Dataset records:
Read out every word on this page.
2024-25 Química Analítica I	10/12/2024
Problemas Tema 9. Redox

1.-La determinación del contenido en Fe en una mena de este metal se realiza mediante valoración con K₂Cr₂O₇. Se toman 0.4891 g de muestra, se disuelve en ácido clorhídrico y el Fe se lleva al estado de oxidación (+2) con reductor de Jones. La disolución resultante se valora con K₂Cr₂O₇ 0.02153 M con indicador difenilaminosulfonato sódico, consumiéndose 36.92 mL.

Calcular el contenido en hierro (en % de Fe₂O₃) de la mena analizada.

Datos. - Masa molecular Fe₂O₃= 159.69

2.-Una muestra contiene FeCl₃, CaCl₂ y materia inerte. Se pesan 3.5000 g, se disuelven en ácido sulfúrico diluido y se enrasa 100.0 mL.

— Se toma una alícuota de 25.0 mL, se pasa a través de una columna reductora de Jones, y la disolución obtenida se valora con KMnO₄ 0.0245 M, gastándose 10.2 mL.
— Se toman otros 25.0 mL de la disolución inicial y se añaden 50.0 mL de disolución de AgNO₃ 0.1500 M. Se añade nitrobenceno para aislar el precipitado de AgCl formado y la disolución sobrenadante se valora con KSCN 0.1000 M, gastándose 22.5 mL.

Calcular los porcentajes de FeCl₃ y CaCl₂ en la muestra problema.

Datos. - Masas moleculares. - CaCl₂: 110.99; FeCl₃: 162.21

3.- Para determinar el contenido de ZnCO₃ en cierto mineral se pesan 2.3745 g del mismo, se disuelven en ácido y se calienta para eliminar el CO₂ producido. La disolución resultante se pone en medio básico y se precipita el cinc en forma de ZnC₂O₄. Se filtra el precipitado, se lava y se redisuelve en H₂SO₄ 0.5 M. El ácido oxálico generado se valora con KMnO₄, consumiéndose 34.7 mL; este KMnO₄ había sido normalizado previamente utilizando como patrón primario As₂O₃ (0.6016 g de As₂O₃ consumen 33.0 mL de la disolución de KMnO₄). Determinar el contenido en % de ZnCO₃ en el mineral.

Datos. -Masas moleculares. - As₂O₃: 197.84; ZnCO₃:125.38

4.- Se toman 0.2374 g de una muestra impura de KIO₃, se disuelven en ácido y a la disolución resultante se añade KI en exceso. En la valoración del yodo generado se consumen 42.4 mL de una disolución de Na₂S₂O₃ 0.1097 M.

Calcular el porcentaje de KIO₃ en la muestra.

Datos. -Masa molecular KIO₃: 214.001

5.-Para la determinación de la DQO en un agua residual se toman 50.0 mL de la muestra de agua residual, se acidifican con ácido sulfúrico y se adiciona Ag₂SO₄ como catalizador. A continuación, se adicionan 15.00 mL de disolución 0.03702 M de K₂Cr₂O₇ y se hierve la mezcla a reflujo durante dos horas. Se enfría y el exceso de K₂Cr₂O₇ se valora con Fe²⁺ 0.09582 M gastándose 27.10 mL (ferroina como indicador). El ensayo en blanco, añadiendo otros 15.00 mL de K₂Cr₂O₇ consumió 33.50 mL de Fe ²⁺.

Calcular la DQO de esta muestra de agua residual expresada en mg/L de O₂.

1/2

▸ **Directions for this task**
Reproduce every line of the material above exactly.

▸ **Solution to the exercise**
Read out every word on this page.
2024-25 Química Analítica I	10/12/2024
Problemas Tema 9. Redox

1.-La determinación del contenido en Fe en una mena de este metal se realiza mediante valoración con K₂Cr₂O₇. Se toman 0.4891 g de muestra, se disuelve en ácido clorhídrico y el Fe se lleva al estado de oxidación (+2) con reductor de Jones. La disolución resultante se valora con K₂Cr₂O₇ 0.02153 M con indicador difenilaminosulfonato sódico, consumiéndose 36.92 mL.

Calcular el contenido en hierro (en % de Fe₂O₃) de la mena analizada.

Datos. - Masa molecular Fe₂O₃= 159.69

2.-Una muestra contiene FeCl₃, CaCl₂ y materia inerte. Se pesan 3.5000 g, se disuelven en ácido sulfúrico diluido y se enrasa 100.0 mL.

— Se toma una alícuota de 25.0 mL, se pasa a través de una columna reductora de Jones, y la disolución obtenida se valora con KMnO₄ 0.0245 M, gastándose 10.2 mL.
— Se toman otros 25.0 mL de la disolución inicial y se añaden 50.0 mL de disolución de AgNO₃ 0.1500 M. Se añade nitrobenceno para aislar el precipitado de AgCl formado y la disolución sobrenadante se valora con KSCN 0.1000 M, gastándose 22.5 mL.

Calcular los porcentajes de FeCl₃ y CaCl₂ en la muestra problema.

Datos. - Masas moleculares. - CaCl₂: 110.99; FeCl₃: 162.21

3.- Para determinar el contenido de ZnCO₃ en cierto mineral se pesan 2.3745 g del mismo, se disuelven en ácido y se calienta para eliminar el CO₂ producido. La disolución resultante se pone en medio básico y se precipita el cinc en forma de ZnC₂O₄. Se filtra el precipitado, se lava y se redisuelve en H₂SO₄ 0.5 M. El ácido oxálico generado se valora con KMnO₄, consumiéndose 34.7 mL; este KMnO₄ había sido normalizado previamente utilizando como patrón primario As₂O₃ (0.6016 g de As₂O₃ consumen 33.0 mL de la disolución de KMnO₄). Determinar el contenido en % de ZnCO₃ en el mineral.

Datos. -Masas moleculares. - As₂O₃: 197.84; ZnCO₃:125.38

4.- Se toman 0.2374 g de una muestra impura de KIO₃, se disuelven en ácido y a la disolución resultante se añade KI en exceso. En la valoración del yodo generado se consumen 42.4 mL de una disolución de Na₂S₂O₃ 0.1097 M.

Calcular el porcentaje de KIO₃ en la muestra.

Datos. -Masa molecular KIO₃: 214.001

5.-Para la determinación de la DQO en un agua residual se toman 50.0 mL de la muestra de agua residual, se acidifican con ácido sulfúrico y se adiciona Ag₂SO₄ como catalizador. A continuación, se adicionan 15.00 mL de disolución 0.03702 M de K₂Cr₂O₇ y se hierve la mezcla a reflujo durante dos horas. Se enfría y el exceso de K₂Cr₂O₇ se valora con Fe²⁺ 0.09582 M gastándose 27.10 mL (ferroina como indicador). El ensayo en blanco, añadiendo otros 15.00 mL de K₂Cr₂O₇ consumió 33.50 mL de Fe ²⁺.

Calcular la DQO de esta muestra de agua residual expresada en mg/L de O₂.

1/2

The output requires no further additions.